◆ Exercise objective: Find the lines that contain the word "hvad" and copy each one.

(Saved entries)
# # #
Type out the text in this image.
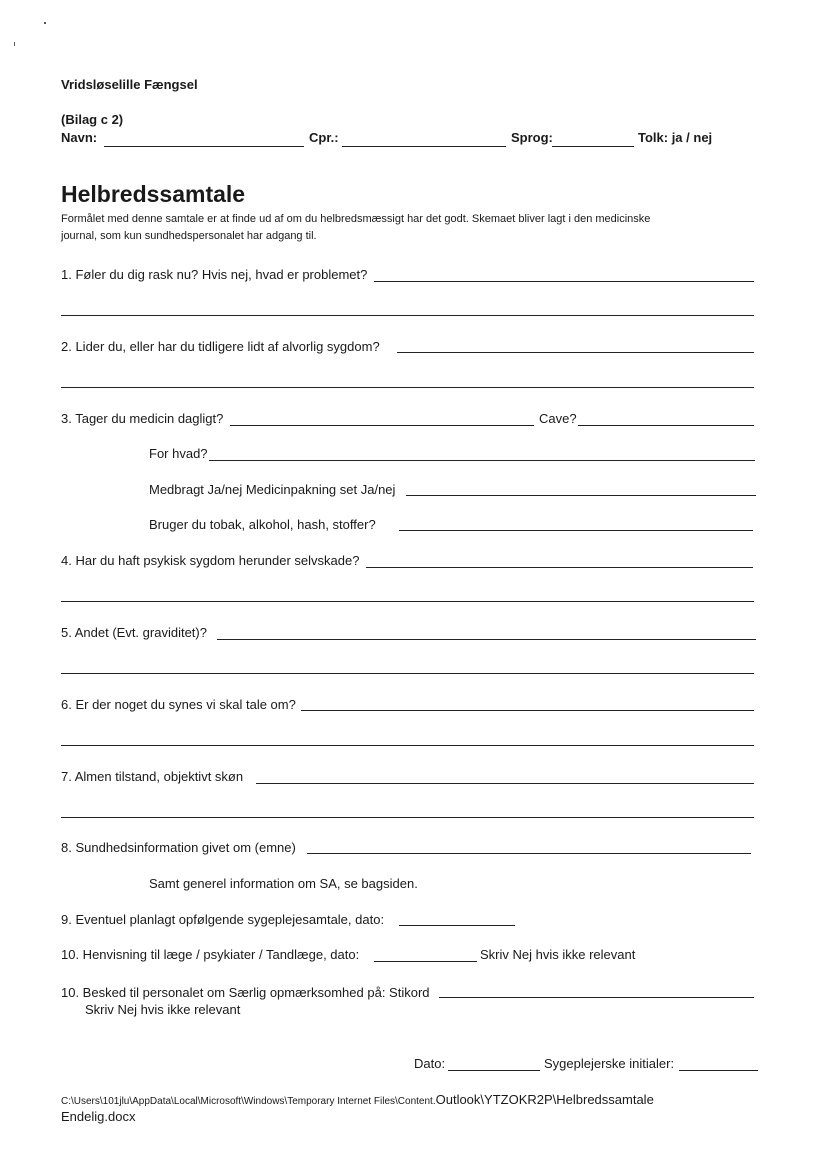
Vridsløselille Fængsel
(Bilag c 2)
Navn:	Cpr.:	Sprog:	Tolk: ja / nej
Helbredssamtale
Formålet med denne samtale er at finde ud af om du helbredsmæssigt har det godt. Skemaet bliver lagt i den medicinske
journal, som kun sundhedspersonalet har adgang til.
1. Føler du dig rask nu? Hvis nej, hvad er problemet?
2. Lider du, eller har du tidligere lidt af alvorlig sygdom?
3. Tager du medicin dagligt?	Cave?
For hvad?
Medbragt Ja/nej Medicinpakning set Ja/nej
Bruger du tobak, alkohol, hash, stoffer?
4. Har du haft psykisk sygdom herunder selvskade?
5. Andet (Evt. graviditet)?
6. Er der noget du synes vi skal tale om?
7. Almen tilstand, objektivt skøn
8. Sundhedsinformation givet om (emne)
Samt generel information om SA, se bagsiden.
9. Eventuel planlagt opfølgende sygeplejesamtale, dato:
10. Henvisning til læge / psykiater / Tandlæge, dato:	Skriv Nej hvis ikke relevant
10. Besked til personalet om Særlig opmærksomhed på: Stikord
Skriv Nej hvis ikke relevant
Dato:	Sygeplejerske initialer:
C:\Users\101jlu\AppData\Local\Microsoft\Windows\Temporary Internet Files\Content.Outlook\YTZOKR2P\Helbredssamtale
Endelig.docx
# # #
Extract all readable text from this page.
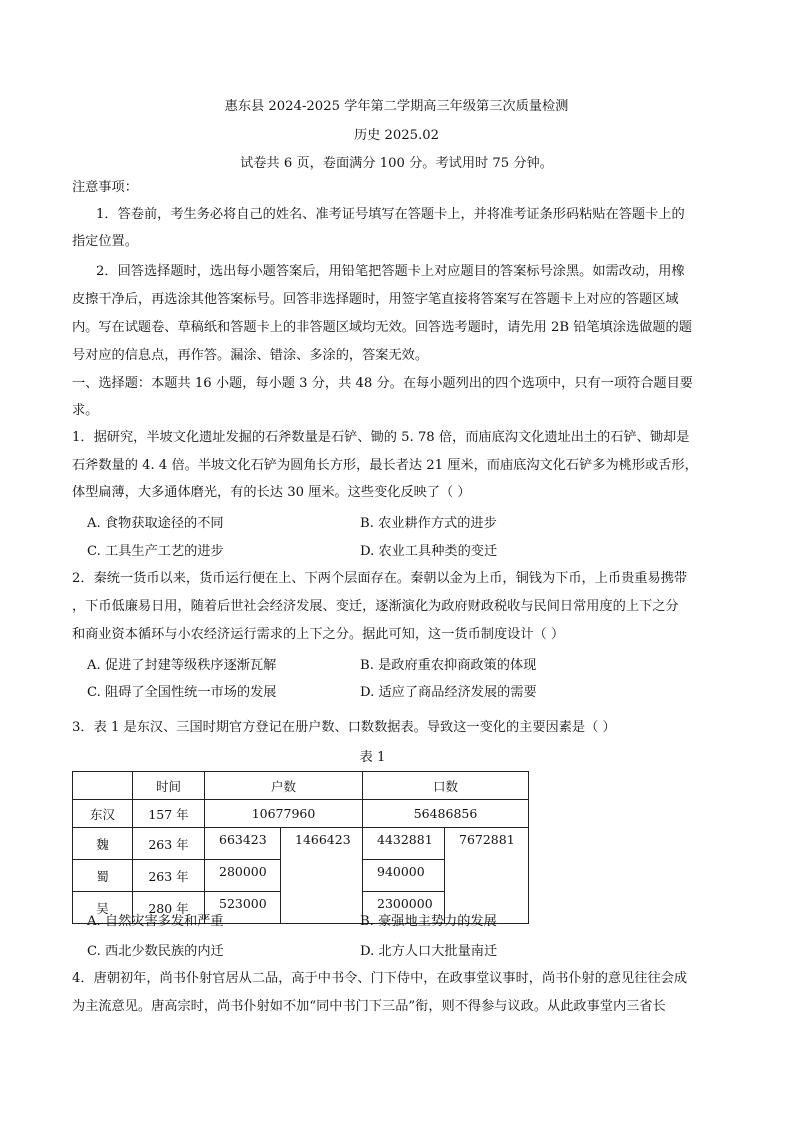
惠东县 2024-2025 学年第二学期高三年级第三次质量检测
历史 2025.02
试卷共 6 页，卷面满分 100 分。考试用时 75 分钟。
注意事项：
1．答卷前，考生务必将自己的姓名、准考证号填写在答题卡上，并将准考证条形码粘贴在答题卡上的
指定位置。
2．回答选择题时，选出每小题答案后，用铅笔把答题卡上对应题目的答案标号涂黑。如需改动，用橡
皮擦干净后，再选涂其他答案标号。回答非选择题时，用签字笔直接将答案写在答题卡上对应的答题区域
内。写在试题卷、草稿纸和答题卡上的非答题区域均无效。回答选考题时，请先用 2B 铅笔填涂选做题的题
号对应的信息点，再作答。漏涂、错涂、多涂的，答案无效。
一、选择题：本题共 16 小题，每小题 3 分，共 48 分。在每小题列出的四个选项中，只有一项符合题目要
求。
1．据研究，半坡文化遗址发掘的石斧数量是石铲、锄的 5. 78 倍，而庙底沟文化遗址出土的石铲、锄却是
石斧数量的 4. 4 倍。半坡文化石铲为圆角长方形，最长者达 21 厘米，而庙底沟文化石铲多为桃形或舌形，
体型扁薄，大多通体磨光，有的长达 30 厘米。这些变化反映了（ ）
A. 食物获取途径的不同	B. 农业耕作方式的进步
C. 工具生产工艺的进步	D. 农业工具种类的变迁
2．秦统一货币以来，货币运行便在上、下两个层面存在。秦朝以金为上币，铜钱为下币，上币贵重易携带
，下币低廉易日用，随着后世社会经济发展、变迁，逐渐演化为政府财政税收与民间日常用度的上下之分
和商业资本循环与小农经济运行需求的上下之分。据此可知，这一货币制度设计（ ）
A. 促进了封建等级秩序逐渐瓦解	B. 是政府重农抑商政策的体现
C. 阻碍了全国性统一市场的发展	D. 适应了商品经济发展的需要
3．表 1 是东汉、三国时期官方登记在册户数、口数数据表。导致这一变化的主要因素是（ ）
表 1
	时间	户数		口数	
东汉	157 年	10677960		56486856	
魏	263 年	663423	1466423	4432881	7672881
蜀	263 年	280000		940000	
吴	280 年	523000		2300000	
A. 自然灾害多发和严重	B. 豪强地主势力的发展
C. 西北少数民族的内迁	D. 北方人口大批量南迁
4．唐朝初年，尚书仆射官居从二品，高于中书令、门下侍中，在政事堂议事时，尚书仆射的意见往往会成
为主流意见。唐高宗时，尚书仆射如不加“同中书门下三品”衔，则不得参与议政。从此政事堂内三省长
# # #
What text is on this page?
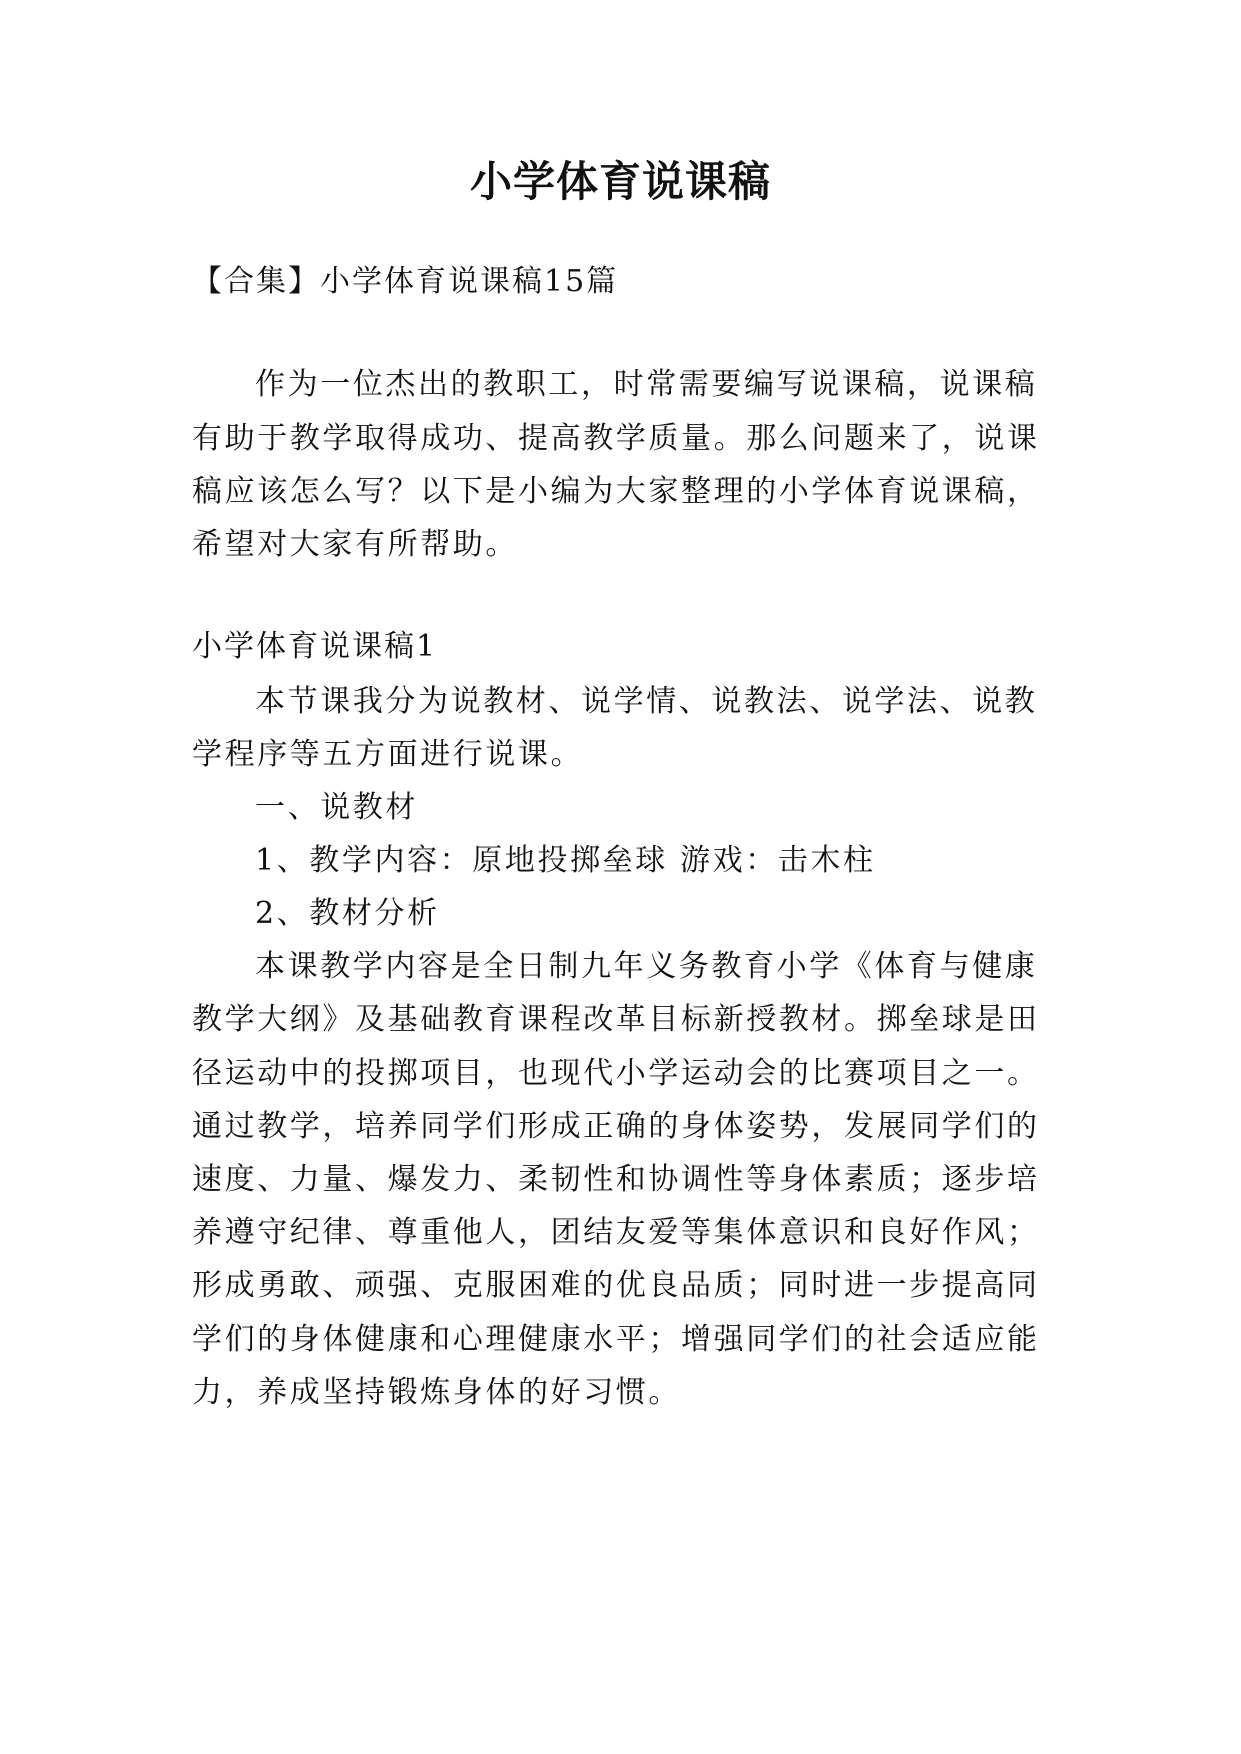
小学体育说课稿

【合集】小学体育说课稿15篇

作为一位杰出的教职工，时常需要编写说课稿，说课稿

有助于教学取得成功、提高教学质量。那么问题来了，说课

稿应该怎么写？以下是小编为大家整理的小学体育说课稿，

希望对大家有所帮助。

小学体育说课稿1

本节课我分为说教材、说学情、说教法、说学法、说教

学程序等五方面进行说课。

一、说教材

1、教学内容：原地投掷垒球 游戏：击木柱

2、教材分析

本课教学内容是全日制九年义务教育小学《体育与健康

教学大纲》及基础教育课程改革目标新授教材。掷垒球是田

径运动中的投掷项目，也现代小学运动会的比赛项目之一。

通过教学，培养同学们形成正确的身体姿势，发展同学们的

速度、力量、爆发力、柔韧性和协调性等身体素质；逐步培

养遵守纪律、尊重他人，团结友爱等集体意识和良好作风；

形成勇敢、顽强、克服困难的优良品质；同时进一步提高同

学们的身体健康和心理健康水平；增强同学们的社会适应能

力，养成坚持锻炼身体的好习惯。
# # #
◆ Expected answer:
1. Føler du dig rask nu? Hvis nej, hvad er problemet?
For hvad?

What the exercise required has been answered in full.